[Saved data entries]
* begin *

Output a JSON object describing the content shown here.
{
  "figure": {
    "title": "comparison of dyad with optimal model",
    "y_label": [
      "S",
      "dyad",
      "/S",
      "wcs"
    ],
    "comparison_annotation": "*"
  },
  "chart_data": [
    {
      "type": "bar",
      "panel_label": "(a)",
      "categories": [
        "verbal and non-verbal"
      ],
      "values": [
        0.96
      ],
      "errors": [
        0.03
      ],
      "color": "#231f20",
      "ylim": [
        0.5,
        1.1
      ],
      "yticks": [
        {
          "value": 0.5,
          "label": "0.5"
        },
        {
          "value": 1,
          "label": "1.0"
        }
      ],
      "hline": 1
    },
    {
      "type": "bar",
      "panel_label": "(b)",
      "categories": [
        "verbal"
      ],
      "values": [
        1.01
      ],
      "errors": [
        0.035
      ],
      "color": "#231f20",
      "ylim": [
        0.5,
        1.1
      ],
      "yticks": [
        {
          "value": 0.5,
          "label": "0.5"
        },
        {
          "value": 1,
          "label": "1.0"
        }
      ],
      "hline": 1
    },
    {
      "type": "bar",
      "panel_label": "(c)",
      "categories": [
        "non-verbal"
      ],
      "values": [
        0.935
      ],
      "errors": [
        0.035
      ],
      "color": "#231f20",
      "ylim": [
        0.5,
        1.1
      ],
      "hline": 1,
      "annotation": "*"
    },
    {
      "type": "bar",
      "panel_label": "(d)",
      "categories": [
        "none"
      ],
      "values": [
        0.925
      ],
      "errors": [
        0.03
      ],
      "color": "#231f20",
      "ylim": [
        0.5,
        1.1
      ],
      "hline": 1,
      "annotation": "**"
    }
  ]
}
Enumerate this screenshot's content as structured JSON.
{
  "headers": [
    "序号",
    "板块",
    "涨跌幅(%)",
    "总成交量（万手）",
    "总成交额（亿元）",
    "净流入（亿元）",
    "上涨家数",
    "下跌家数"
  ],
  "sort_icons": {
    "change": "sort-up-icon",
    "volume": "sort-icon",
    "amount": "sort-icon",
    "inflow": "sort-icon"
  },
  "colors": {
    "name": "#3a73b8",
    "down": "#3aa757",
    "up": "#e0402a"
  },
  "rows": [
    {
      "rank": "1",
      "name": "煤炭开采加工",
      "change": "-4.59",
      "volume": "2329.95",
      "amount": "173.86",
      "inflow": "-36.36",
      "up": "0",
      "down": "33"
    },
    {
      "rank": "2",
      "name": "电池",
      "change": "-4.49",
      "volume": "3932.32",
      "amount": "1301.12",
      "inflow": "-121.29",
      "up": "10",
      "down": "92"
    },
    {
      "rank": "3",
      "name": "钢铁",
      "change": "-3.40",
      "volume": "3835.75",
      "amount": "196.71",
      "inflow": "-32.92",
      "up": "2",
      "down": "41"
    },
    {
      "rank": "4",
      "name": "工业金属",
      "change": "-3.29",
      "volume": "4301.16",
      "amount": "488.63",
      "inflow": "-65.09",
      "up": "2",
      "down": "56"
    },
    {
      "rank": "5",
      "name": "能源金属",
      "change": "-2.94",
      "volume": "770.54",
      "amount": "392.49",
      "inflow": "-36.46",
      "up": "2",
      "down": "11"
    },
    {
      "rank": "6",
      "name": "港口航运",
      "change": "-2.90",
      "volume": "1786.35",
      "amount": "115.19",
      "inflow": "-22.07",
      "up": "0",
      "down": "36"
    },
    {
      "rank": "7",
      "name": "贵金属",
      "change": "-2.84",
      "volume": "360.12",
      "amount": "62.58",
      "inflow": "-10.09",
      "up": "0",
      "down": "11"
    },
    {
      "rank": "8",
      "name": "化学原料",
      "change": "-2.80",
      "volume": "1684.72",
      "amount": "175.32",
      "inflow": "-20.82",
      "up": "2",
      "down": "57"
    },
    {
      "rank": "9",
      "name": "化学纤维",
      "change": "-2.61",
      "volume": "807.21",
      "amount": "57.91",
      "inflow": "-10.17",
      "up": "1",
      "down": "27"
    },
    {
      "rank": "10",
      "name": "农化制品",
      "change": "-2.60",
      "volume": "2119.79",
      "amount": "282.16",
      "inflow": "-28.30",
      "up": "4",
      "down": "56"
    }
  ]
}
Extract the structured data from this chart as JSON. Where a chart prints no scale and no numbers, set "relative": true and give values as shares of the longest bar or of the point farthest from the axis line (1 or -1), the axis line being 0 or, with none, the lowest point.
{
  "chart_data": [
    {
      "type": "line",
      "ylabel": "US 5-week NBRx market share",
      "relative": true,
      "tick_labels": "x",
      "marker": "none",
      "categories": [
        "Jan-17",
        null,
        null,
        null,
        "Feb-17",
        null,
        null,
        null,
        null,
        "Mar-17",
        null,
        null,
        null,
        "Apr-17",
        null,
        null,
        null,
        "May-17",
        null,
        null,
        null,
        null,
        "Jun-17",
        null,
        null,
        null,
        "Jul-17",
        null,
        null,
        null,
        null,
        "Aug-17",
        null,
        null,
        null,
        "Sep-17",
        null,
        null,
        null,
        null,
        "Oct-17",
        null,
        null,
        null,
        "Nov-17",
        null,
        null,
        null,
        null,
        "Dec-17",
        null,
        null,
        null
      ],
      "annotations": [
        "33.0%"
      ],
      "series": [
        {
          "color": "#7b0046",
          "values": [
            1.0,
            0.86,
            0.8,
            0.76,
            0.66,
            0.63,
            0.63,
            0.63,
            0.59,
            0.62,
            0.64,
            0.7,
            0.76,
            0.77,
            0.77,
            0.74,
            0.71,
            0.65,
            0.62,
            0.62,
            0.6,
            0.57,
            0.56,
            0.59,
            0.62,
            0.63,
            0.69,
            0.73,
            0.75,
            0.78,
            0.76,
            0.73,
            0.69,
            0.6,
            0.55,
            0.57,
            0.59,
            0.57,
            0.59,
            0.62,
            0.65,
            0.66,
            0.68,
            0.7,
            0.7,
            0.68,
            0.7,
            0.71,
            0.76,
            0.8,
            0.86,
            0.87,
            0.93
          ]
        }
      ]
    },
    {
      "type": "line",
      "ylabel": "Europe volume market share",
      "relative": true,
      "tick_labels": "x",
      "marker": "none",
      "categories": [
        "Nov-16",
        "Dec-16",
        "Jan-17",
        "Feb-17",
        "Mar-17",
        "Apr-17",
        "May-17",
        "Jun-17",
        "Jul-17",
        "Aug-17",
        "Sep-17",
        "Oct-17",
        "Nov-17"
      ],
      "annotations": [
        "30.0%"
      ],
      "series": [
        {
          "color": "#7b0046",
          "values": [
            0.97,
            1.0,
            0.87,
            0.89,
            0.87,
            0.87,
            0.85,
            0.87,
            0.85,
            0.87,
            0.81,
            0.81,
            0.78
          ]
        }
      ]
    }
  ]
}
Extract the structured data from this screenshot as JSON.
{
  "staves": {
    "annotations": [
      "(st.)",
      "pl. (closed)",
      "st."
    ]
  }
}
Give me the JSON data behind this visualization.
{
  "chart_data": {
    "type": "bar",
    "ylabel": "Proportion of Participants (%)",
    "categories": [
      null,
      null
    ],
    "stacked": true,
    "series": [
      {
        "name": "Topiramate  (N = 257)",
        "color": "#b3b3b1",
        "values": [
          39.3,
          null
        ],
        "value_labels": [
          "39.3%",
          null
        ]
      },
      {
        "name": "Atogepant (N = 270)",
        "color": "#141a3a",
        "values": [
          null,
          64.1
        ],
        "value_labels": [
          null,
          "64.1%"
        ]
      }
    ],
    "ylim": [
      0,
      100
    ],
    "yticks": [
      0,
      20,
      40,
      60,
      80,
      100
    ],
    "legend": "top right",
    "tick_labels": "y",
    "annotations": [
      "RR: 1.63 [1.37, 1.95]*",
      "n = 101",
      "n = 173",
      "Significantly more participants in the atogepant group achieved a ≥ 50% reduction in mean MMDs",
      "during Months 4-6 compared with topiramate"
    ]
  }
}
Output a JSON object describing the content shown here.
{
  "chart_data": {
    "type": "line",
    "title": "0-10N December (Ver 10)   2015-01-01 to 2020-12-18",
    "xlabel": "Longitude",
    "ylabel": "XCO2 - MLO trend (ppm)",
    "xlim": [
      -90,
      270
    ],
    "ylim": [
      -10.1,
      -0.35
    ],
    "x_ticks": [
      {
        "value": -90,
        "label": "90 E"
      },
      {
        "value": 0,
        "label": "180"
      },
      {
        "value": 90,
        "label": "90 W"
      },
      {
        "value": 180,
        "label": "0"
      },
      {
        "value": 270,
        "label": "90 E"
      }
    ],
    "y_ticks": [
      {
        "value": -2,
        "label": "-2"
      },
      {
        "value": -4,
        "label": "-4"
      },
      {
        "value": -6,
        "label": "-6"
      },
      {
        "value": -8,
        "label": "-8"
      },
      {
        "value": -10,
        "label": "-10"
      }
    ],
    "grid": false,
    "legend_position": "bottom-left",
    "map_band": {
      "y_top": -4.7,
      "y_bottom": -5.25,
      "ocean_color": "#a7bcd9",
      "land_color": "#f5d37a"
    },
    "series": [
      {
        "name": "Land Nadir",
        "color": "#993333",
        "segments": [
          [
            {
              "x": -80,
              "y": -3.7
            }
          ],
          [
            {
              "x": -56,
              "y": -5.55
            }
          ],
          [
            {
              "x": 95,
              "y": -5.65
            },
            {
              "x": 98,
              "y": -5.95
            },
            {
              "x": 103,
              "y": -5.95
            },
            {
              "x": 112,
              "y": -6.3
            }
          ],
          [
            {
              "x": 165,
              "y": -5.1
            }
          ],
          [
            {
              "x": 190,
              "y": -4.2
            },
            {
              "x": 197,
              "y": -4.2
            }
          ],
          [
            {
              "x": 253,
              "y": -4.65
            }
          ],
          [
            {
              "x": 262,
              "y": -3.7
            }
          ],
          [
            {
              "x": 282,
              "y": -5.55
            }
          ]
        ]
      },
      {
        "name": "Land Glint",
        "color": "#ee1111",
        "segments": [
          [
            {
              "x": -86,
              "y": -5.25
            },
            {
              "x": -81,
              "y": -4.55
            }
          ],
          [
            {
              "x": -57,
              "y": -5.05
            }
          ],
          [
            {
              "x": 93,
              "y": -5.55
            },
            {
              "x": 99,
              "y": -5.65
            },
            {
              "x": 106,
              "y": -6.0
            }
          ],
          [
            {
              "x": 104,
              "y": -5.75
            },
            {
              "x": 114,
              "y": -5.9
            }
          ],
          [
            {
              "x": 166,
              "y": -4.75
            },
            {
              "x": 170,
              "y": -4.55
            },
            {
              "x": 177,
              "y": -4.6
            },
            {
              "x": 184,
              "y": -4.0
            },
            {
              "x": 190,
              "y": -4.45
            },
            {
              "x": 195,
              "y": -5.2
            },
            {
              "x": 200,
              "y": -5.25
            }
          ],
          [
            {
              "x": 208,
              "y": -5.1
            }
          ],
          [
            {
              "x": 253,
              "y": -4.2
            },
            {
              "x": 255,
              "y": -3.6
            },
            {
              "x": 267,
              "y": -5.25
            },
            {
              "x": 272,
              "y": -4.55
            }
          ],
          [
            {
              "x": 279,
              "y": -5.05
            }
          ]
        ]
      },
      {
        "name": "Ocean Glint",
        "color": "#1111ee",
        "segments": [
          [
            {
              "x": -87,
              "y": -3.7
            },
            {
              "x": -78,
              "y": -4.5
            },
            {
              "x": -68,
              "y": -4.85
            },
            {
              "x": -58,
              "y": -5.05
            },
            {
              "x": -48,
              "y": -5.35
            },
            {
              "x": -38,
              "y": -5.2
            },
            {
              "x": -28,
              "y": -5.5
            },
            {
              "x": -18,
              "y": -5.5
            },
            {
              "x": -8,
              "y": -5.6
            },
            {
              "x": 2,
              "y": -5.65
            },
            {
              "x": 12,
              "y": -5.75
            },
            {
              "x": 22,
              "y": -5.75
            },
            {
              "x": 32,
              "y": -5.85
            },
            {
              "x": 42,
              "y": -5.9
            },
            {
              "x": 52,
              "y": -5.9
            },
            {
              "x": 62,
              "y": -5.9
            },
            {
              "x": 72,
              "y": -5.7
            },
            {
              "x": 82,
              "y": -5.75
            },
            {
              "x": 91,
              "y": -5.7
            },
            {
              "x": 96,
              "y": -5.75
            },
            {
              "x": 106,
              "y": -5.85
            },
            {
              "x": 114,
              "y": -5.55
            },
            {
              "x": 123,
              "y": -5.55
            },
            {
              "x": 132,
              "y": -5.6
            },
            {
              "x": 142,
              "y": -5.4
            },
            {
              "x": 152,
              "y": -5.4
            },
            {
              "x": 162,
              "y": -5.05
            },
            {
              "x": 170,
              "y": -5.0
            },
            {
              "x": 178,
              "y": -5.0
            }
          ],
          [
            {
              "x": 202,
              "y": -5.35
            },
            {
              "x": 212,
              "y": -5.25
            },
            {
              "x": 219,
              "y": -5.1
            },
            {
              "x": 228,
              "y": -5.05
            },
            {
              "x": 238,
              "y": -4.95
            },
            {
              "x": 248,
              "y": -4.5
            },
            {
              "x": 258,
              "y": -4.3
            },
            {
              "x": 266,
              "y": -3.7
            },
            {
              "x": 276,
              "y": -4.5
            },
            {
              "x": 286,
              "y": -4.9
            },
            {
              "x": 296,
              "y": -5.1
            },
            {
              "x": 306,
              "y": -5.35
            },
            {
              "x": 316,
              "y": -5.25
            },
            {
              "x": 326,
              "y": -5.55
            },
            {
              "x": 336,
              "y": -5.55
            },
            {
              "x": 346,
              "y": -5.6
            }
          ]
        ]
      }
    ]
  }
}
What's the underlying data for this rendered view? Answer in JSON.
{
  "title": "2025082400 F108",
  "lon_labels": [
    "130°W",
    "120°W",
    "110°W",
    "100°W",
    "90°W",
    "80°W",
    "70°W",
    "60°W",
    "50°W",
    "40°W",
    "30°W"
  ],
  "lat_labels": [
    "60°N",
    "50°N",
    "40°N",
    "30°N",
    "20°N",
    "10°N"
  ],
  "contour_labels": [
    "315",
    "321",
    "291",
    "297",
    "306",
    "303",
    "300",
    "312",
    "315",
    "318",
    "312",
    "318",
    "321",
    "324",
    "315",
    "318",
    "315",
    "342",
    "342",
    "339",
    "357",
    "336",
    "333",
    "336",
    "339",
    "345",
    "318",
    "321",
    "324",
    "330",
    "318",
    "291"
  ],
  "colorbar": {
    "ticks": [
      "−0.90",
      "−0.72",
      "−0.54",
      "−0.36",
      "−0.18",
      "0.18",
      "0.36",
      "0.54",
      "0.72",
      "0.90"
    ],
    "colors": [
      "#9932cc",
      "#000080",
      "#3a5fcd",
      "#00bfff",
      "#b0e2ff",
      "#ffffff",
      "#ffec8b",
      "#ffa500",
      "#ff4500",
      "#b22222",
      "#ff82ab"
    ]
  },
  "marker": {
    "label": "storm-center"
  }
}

* end *

**What is expected:**
Copy every line of the material in which the word "JSON" occurs.

**Answer below:**
Output a JSON object describing the content shown here.
Enumerate this screenshot's content as structured JSON.
Extract the structured data from this chart as JSON. Where a chart prints no scale and no numbers, set "relative": true and give values as shares of the longest bar or of the point farthest from the axis line (1 or -1), the axis line being 0 or, with none, the lowest point.
Extract the structured data from this screenshot as JSON.
Give me the JSON data behind this visualization.
Output a JSON object describing the content shown here.
What's the underlying data for this rendered view? Answer in JSON.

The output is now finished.